====== Provided records ======

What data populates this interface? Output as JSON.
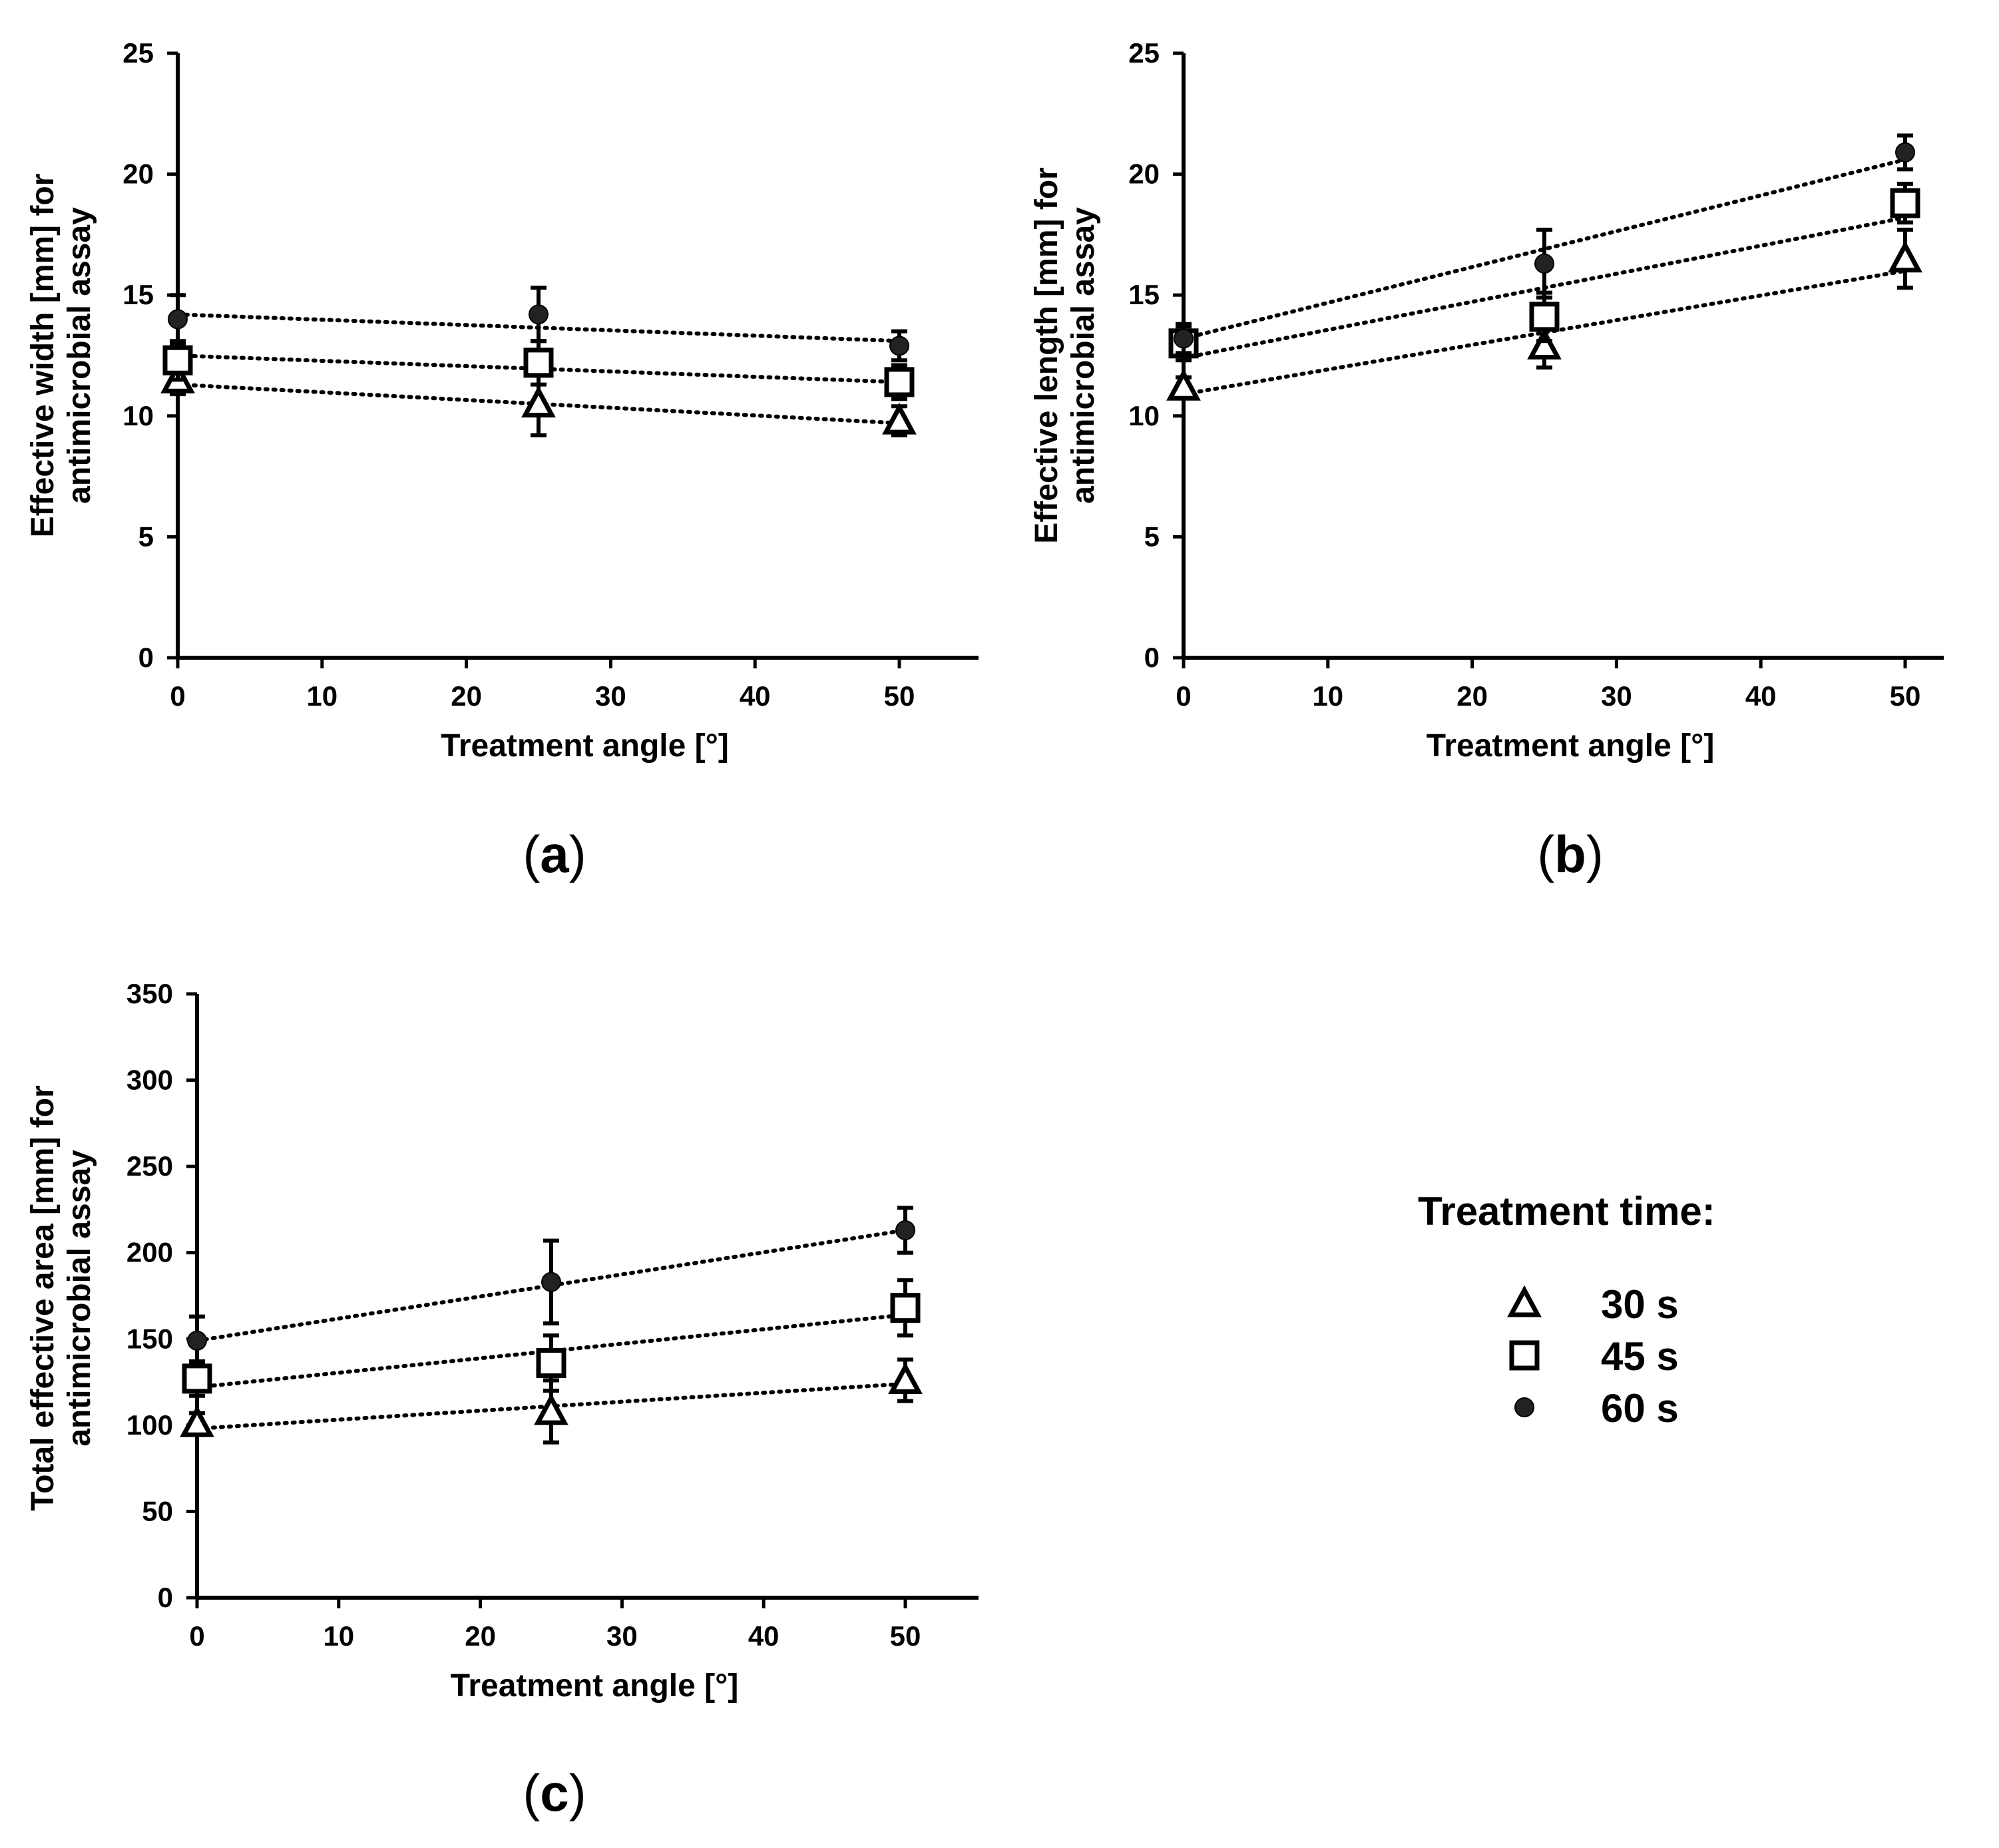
{
  "chart_data": [
    {
      "type": "scatter",
      "panel": "a",
      "panel_label_open": "(",
      "panel_label_letter": "a",
      "panel_label_close": ")",
      "xlabel": "Treatment angle [°]",
      "ylabel_line1": "Effective width [mm] for",
      "ylabel_line2": "antimicrobial assay",
      "xlim": [
        0,
        55
      ],
      "ylim": [
        0,
        25
      ],
      "xticks": [
        0,
        10,
        20,
        30,
        40,
        50
      ],
      "yticks": [
        0,
        5,
        10,
        15,
        20,
        25
      ],
      "series": [
        {
          "name": "30 s",
          "marker": "triangle",
          "x": [
            0,
            25,
            50
          ],
          "y": [
            11.5,
            10.5,
            9.8
          ],
          "err": [
            0.6,
            1.3,
            0.6
          ],
          "trend": [
            11.3,
            9.7
          ]
        },
        {
          "name": "45 s",
          "marker": "square",
          "x": [
            0,
            25,
            50
          ],
          "y": [
            12.3,
            12.2,
            11.4
          ],
          "err": [
            0.8,
            0.9,
            0.7
          ],
          "trend": [
            12.5,
            11.4
          ]
        },
        {
          "name": "60 s",
          "marker": "circle",
          "x": [
            0,
            25,
            50
          ],
          "y": [
            14.0,
            14.2,
            12.9
          ],
          "err": [
            1.0,
            1.1,
            0.6
          ],
          "trend": [
            14.2,
            13.1
          ]
        }
      ]
    },
    {
      "type": "scatter",
      "panel": "b",
      "panel_label_open": "(",
      "panel_label_letter": "b",
      "panel_label_close": ")",
      "xlabel": "Treatment angle [°]",
      "ylabel_line1": "Effective length [mm] for",
      "ylabel_line2": "antimicrobial assay",
      "xlim": [
        0,
        55
      ],
      "ylim": [
        0,
        25
      ],
      "xticks": [
        0,
        10,
        20,
        30,
        40,
        50
      ],
      "yticks": [
        0,
        5,
        10,
        15,
        20,
        25
      ],
      "series": [
        {
          "name": "30 s",
          "marker": "triangle",
          "x": [
            0,
            25,
            50
          ],
          "y": [
            11.2,
            12.9,
            16.5
          ],
          "err": [
            0.4,
            0.9,
            1.2
          ],
          "trend": [
            10.9,
            16.0
          ]
        },
        {
          "name": "45 s",
          "marker": "square",
          "x": [
            0,
            25,
            50
          ],
          "y": [
            13.0,
            14.1,
            18.8
          ],
          "err": [
            0.7,
            1.0,
            0.8
          ],
          "trend": [
            12.4,
            18.2
          ]
        },
        {
          "name": "60 s",
          "marker": "circle",
          "x": [
            0,
            25,
            50
          ],
          "y": [
            13.2,
            16.3,
            20.9
          ],
          "err": [
            0.6,
            1.4,
            0.7
          ],
          "trend": [
            13.2,
            20.6
          ]
        }
      ]
    },
    {
      "type": "scatter",
      "panel": "c",
      "panel_label_open": "(",
      "panel_label_letter": "c",
      "panel_label_close": ")",
      "xlabel": "Treatment angle [°]",
      "ylabel_line1": "Total effective area [mm] for",
      "ylabel_line2": "antimicrobial assay",
      "xlim": [
        0,
        55
      ],
      "ylim": [
        0,
        350
      ],
      "xticks": [
        0,
        10,
        20,
        30,
        40,
        50
      ],
      "yticks": [
        0,
        50,
        100,
        150,
        200,
        250,
        300,
        350
      ],
      "series": [
        {
          "name": "30 s",
          "marker": "triangle",
          "x": [
            0,
            25,
            50
          ],
          "y": [
            101,
            108,
            126
          ],
          "err": [
            6,
            18,
            12
          ],
          "trend": [
            98,
            124
          ]
        },
        {
          "name": "45 s",
          "marker": "square",
          "x": [
            0,
            25,
            50
          ],
          "y": [
            127,
            136,
            168
          ],
          "err": [
            10,
            16,
            16
          ],
          "trend": [
            122,
            164
          ]
        },
        {
          "name": "60 s",
          "marker": "circle",
          "x": [
            0,
            25,
            50
          ],
          "y": [
            149,
            183,
            213
          ],
          "err": [
            14,
            24,
            13
          ],
          "trend": [
            149,
            213
          ]
        }
      ]
    }
  ],
  "legend": {
    "title": "Treatment time:",
    "items": [
      {
        "marker": "triangle",
        "label": "30 s"
      },
      {
        "marker": "square",
        "label": "45 s"
      },
      {
        "marker": "circle",
        "label": "60 s"
      }
    ]
  },
  "colors": {
    "ink": "#000000",
    "fill_open": "#ffffff",
    "fill_solid": "#222222"
  }
}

======

**Assignment:**
Leave out the pictures and reproduce the rest of the records exactly.

**Finished exercise:**
What data populates this interface? Output as JSON.
{
  "chart_data": [
    {
      "type": "scatter",
      "panel": "a",
      "panel_label_open": "(",
      "panel_label_letter": "a",
      "panel_label_close": ")",
      "xlabel": "Treatment angle [°]",
      "ylabel_line1": "Effective width [mm] for",
      "ylabel_line2": "antimicrobial assay",
      "xlim": [
        0,
        55
      ],
      "ylim": [
        0,
        25
      ],
      "xticks": [
        0,
        10,
        20,
        30,
        40,
        50
      ],
      "yticks": [
        0,
        5,
        10,
        15,
        20,
        25
      ],
      "series": [
        {
          "name": "30 s",
          "marker": "triangle",
          "x": [
            0,
            25,
            50
          ],
          "y": [
            11.5,
            10.5,
            9.8
          ],
          "err": [
            0.6,
            1.3,
            0.6
          ],
          "trend": [
            11.3,
            9.7
          ]
        },
        {
          "name": "45 s",
          "marker": "square",
          "x": [
            0,
            25,
            50
          ],
          "y": [
            12.3,
            12.2,
            11.4
          ],
          "err": [
            0.8,
            0.9,
            0.7
          ],
          "trend": [
            12.5,
            11.4
          ]
        },
        {
          "name": "60 s",
          "marker": "circle",
          "x": [
            0,
            25,
            50
          ],
          "y": [
            14.0,
            14.2,
            12.9
          ],
          "err": [
            1.0,
            1.1,
            0.6
          ],
          "trend": [
            14.2,
            13.1
          ]
        }
      ]
    },
    {
      "type": "scatter",
      "panel": "b",
      "panel_label_open": "(",
      "panel_label_letter": "b",
      "panel_label_close": ")",
      "xlabel": "Treatment angle [°]",
      "ylabel_line1": "Effective length [mm] for",
      "ylabel_line2": "antimicrobial assay",
      "xlim": [
        0,
        55
      ],
      "ylim": [
        0,
        25
      ],
      "xticks": [
        0,
        10,
        20,
        30,
        40,
        50
      ],
      "yticks": [
        0,
        5,
        10,
        15,
        20,
        25
      ],
      "series": [
        {
          "name": "30 s",
          "marker": "triangle",
          "x": [
            0,
            25,
            50
          ],
          "y": [
            11.2,
            12.9,
            16.5
          ],
          "err": [
            0.4,
            0.9,
            1.2
          ],
          "trend": [
            10.9,
            16.0
          ]
        },
        {
          "name": "45 s",
          "marker": "square",
          "x": [
            0,
            25,
            50
          ],
          "y": [
            13.0,
            14.1,
            18.8
          ],
          "err": [
            0.7,
            1.0,
            0.8
          ],
          "trend": [
            12.4,
            18.2
          ]
        },
        {
          "name": "60 s",
          "marker": "circle",
          "x": [
            0,
            25,
            50
          ],
          "y": [
            13.2,
            16.3,
            20.9
          ],
          "err": [
            0.6,
            1.4,
            0.7
          ],
          "trend": [
            13.2,
            20.6
          ]
        }
      ]
    },
    {
      "type": "scatter",
      "panel": "c",
      "panel_label_open": "(",
      "panel_label_letter": "c",
      "panel_label_close": ")",
      "xlabel": "Treatment angle [°]",
      "ylabel_line1": "Total effective area [mm] for",
      "ylabel_line2": "antimicrobial assay",
      "xlim": [
        0,
        55
      ],
      "ylim": [
        0,
        350
      ],
      "xticks": [
        0,
        10,
        20,
        30,
        40,
        50
      ],
      "yticks": [
        0,
        50,
        100,
        150,
        200,
        250,
        300,
        350
      ],
      "series": [
        {
          "name": "30 s",
          "marker": "triangle",
          "x": [
            0,
            25,
            50
          ],
          "y": [
            101,
            108,
            126
          ],
          "err": [
            6,
            18,
            12
          ],
          "trend": [
            98,
            124
          ]
        },
        {
          "name": "45 s",
          "marker": "square",
          "x": [
            0,
            25,
            50
          ],
          "y": [
            127,
            136,
            168
          ],
          "err": [
            10,
            16,
            16
          ],
          "trend": [
            122,
            164
          ]
        },
        {
          "name": "60 s",
          "marker": "circle",
          "x": [
            0,
            25,
            50
          ],
          "y": [
            149,
            183,
            213
          ],
          "err": [
            14,
            24,
            13
          ],
          "trend": [
            149,
            213
          ]
        }
      ]
    }
  ],
  "legend": {
    "title": "Treatment time:",
    "items": [
      {
        "marker": "triangle",
        "label": "30 s"
      },
      {
        "marker": "square",
        "label": "45 s"
      },
      {
        "marker": "circle",
        "label": "60 s"
      }
    ]
  },
  "colors": {
    "ink": "#000000",
    "fill_open": "#ffffff",
    "fill_solid": "#222222"
  }
}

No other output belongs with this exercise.